Instruction
For each line that holds "this", copy the line out.

Data shown
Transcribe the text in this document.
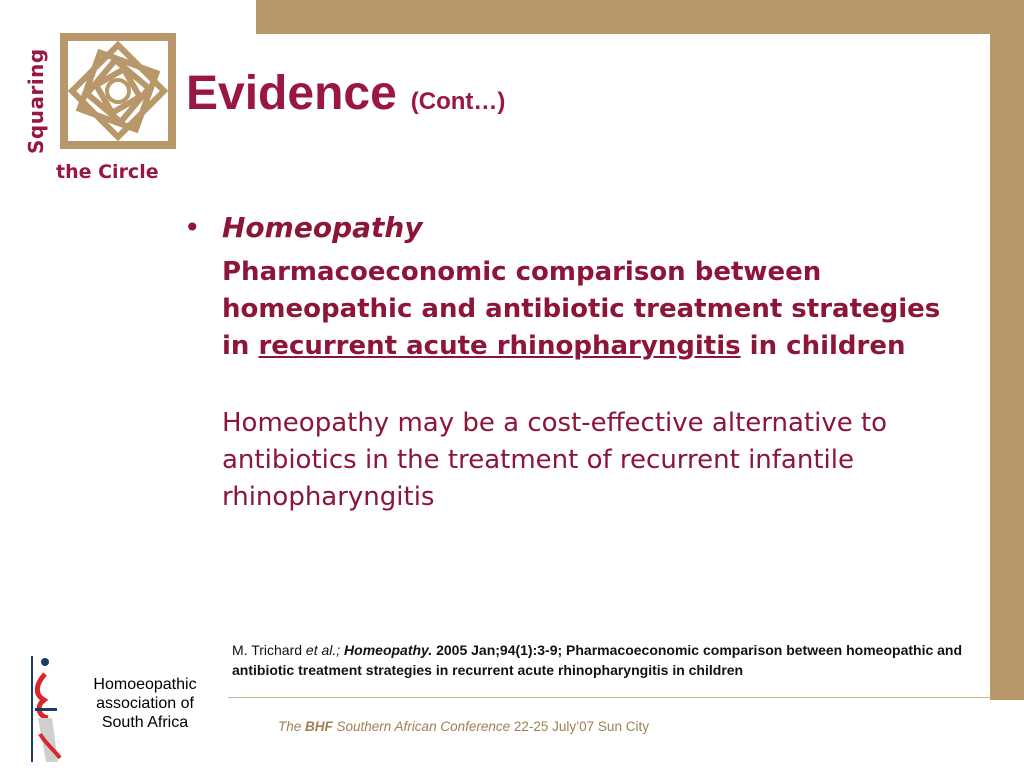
Squaring
the Circle
Evidence (Cont…)
• Homeopathy
Pharmacoeconomic comparison between homeopathic and antibiotic treatment strategies in recurrent acute rhinopharyngitis in children
Homeopathy may be a cost-effective alternative to antibiotics in the treatment of recurrent infantile rhinopharyngitis
M. Trichard et al.; Homeopathy. 2005 Jan;94(1):3-9; Pharmacoeconomic comparison between homeopathic and antibiotic treatment strategies in recurrent acute rhinopharyngitis in children
Homoeopathic
association of
South Africa	The BHF Southern African Conference 22-25 July’07 Sun City
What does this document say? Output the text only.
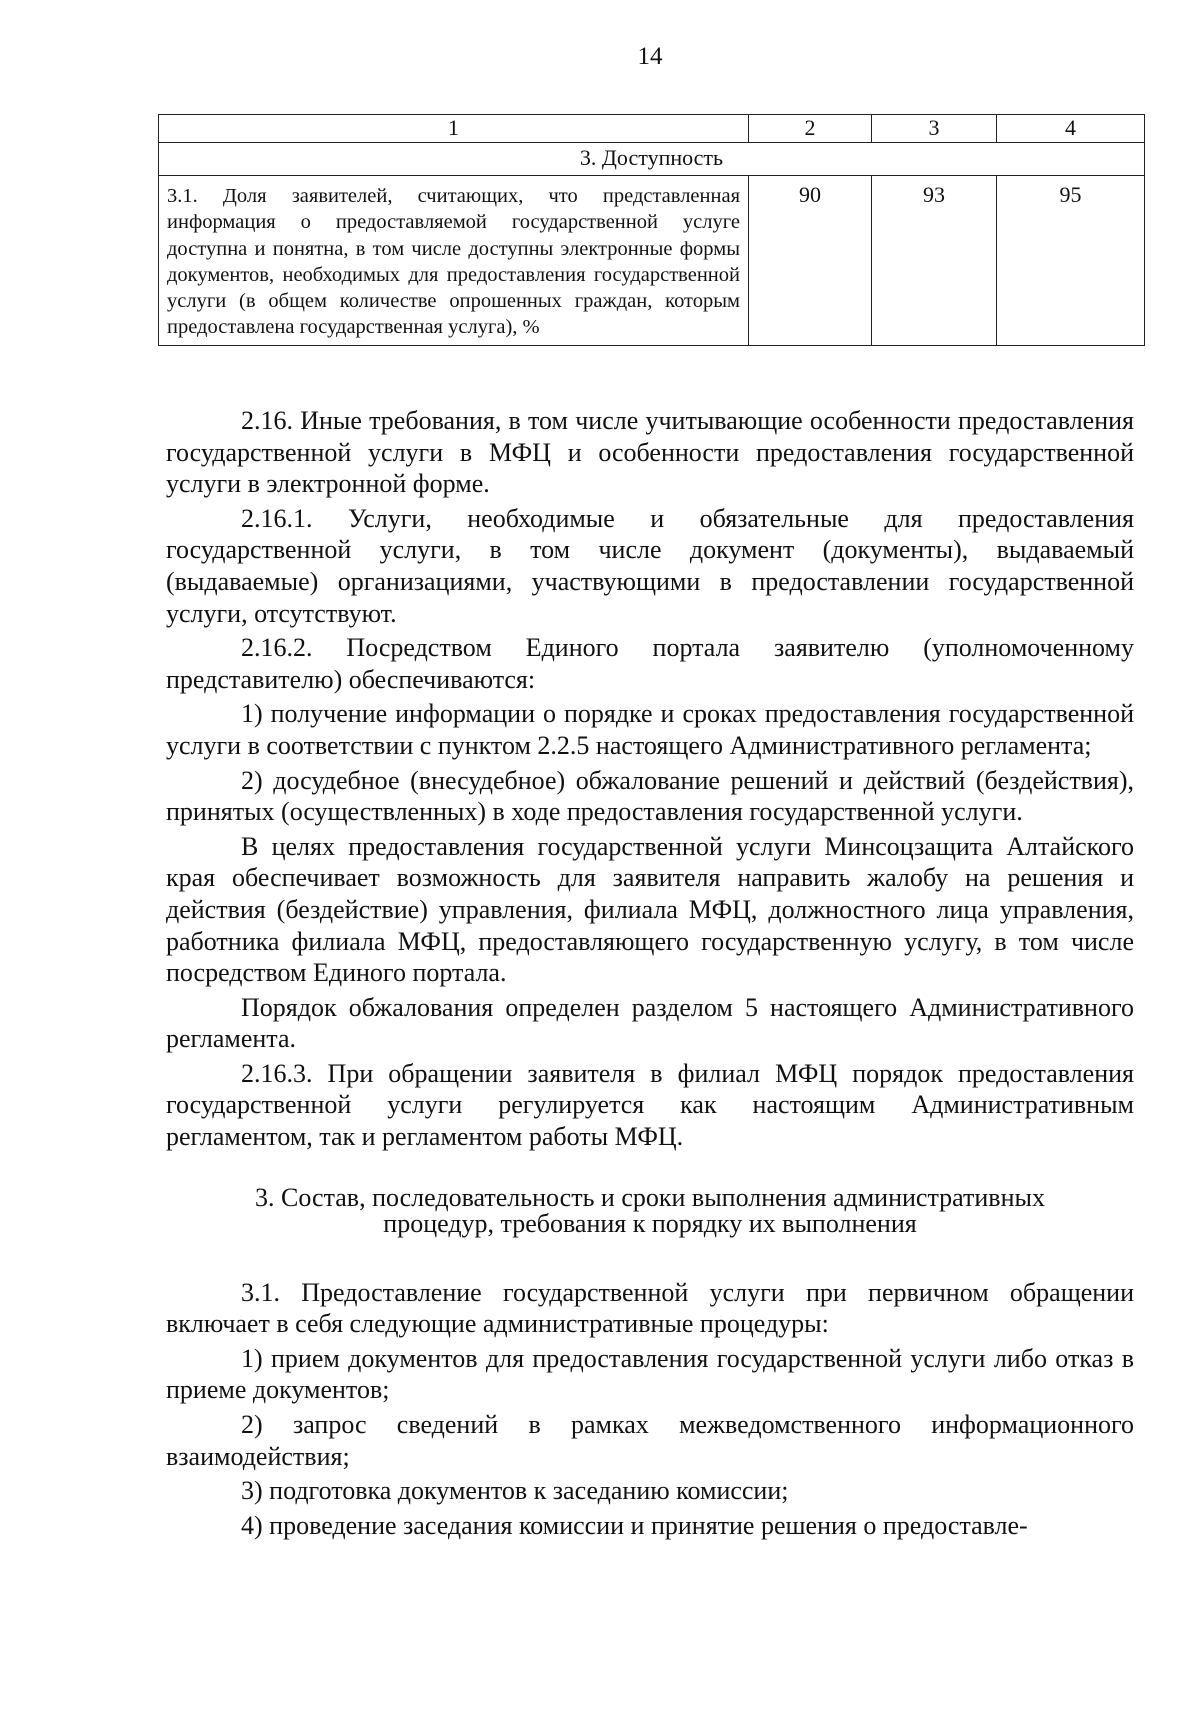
14
1	2	3	4
3. Доступность			
3.1. Доля заявителей, считающих, что представленная информация о предоставляемой государственной услуге доступна и понятна, в том числе доступны электронные формы документов, необходимых для предоставления государственной услуги (в общем количестве опрошенных граждан, которым предоставлена государственная услуга), %	90	93	95

2.16. Иные требования, в том числе учитывающие особенности предоставления государственной услуги в МФЦ и особенности предоставления государственной услуги в электронной форме.

2.16.1. Услуги, необходимые и обязательные для предоставления государственной услуги, в том числе документ (документы), выдаваемый (выдаваемые) организациями, участвующими в предоставлении государственной услуги, отсутствуют.

2.16.2. Посредством Единого портала заявителю (уполномоченному представителю) обеспечиваются:

1) получение информации о порядке и сроках предоставления государственной услуги в соответствии с пунктом 2.2.5 настоящего Административного регламента;

2) досудебное (внесудебное) обжалование решений и действий (бездействия), принятых (осуществленных) в ходе предоставления государственной услуги.

В целях предоставления государственной услуги Минсоцзащита Алтайского края обеспечивает возможность для заявителя направить жалобу на решения и действия (бездействие) управления, филиала МФЦ, должностного лица управления, работника филиала МФЦ, предоставляющего государственную услугу, в том числе посредством Единого портала.

Порядок обжалования определен разделом 5 настоящего Административного регламента.

2.16.3. При обращении заявителя в филиал МФЦ порядок предоставления государственной услуги регулируется как настоящим Административным регламентом, так и регламентом работы МФЦ.

3. Состав, последовательность и сроки выполнения административных процедур, требования к порядку их выполнения

3.1. Предоставление государственной услуги при первичном обращении включает в себя следующие административные процедуры:

1) прием документов для предоставления государственной услуги либо отказ в приеме документов;

2) запрос сведений в рамках межведомственного информационного взаимодействия;

3) подготовка документов к заседанию комиссии;

4) проведение заседания комиссии и принятие решения о предоставле-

Output of the exercise
Transcribe the text in this document.
What does this document say? Output the text only.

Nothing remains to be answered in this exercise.